[Raw records]
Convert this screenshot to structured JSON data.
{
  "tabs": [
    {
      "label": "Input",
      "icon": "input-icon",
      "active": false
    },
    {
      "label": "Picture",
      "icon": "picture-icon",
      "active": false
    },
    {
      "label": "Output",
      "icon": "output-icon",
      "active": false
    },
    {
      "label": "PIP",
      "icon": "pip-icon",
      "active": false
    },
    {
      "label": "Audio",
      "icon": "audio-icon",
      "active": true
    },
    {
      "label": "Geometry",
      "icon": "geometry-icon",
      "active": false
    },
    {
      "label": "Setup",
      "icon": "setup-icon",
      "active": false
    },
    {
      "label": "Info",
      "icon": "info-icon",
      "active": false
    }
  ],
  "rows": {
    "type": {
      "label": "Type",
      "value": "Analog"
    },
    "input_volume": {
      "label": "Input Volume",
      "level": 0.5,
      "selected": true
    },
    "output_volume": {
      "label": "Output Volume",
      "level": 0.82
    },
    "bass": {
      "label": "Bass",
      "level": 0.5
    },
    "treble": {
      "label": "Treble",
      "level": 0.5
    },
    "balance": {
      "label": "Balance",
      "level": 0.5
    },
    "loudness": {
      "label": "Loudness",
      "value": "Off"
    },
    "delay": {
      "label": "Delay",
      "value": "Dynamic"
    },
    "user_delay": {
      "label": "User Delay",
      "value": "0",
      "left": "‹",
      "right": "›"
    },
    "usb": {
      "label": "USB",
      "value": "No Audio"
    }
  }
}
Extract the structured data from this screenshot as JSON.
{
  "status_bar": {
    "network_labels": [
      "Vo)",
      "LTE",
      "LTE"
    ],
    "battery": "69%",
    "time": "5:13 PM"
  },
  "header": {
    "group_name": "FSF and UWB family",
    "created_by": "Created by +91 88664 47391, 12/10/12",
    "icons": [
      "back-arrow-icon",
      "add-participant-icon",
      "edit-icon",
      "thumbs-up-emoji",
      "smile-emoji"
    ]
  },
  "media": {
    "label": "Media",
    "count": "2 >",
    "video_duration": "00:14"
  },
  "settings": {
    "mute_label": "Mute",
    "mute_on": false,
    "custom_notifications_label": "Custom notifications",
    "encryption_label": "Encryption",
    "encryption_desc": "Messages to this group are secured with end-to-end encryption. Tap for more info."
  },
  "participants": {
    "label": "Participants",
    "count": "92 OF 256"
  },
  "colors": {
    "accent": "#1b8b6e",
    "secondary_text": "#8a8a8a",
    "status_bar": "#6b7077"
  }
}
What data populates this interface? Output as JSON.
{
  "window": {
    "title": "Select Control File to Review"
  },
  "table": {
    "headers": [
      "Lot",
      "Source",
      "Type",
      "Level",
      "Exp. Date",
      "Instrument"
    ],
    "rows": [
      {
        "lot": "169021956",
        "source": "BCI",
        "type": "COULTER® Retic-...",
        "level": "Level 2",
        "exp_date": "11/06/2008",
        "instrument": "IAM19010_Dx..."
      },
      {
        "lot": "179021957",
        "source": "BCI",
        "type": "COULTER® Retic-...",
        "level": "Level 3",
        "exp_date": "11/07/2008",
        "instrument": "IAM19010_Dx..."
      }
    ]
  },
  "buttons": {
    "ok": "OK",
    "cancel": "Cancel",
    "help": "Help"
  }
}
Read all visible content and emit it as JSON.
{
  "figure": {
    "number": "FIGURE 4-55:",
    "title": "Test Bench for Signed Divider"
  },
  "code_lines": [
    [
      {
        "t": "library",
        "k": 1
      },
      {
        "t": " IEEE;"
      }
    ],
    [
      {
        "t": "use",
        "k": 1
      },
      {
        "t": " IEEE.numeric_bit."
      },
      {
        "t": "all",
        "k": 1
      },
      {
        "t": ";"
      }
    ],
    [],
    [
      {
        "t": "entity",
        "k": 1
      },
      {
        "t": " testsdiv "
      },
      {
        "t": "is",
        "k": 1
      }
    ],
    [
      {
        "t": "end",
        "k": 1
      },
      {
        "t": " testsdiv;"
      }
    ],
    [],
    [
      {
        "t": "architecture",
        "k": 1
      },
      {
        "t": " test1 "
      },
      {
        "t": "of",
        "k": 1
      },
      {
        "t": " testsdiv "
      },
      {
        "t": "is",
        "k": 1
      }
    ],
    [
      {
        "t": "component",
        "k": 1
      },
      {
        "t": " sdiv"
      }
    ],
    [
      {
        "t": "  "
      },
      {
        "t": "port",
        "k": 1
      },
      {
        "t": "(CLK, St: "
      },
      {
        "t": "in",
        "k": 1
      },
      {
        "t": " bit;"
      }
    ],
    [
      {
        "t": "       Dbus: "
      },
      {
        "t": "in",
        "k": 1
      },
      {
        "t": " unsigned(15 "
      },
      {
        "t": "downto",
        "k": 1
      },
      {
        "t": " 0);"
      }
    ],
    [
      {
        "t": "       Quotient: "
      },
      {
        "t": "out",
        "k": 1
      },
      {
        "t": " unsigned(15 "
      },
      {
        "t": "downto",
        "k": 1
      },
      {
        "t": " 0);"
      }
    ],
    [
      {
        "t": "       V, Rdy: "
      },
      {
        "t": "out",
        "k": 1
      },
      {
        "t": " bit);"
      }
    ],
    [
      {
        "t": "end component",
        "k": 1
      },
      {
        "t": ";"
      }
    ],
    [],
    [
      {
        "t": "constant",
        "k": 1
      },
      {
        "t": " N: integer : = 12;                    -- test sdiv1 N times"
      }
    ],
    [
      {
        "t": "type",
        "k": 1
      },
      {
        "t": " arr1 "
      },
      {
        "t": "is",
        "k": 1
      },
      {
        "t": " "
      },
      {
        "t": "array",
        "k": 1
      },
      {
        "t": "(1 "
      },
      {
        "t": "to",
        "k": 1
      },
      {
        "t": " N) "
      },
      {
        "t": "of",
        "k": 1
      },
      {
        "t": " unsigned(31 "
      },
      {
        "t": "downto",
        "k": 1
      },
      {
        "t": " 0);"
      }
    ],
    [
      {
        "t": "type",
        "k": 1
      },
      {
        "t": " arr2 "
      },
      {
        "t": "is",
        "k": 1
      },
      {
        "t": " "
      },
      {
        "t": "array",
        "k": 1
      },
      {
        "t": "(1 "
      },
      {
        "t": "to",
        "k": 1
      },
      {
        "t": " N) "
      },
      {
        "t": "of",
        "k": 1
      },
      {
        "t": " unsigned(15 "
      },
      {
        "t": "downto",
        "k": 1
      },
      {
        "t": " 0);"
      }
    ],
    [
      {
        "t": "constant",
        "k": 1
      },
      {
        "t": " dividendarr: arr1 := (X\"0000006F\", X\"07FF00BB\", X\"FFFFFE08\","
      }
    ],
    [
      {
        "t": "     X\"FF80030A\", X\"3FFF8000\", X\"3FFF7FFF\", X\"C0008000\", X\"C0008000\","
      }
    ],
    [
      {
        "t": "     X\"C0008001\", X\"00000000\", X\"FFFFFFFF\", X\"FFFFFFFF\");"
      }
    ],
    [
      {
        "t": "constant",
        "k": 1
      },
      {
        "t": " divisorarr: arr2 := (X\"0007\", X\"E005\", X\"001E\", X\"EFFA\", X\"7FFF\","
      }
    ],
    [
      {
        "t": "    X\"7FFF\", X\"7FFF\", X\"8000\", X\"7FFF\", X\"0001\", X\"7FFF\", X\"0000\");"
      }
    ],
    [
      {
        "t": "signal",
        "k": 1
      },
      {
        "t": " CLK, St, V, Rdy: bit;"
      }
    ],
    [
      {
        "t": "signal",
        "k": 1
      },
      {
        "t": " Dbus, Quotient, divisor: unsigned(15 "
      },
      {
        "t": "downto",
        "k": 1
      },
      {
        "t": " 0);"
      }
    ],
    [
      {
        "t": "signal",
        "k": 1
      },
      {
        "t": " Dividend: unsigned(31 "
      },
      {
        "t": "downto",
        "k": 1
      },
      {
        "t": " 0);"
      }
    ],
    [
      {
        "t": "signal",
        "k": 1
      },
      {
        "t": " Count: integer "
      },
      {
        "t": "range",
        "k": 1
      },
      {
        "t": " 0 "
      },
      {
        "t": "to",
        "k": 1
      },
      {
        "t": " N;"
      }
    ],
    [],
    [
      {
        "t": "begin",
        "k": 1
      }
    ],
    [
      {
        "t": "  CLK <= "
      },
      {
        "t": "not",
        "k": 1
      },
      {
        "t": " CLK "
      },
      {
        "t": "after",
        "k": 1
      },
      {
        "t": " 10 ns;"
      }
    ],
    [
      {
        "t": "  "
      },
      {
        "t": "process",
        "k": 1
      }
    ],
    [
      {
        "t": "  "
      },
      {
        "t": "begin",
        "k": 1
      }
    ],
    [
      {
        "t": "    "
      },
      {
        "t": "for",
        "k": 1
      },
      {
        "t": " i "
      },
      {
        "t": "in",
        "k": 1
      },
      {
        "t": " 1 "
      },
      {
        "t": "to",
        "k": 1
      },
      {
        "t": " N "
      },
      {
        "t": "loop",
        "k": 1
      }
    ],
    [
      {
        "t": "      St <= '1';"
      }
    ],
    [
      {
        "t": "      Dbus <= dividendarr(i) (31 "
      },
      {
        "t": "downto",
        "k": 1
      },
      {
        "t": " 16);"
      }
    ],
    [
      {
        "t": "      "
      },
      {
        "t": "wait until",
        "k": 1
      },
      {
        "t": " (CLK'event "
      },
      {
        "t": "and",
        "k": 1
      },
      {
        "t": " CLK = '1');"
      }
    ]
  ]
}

### Written problem
Among the entries above, identify all lines with "data" and copy them.

### Response to the task
Convert this screenshot to structured JSON data.
Extract the structured data from this screenshot as JSON.
What data populates this interface? Output as JSON.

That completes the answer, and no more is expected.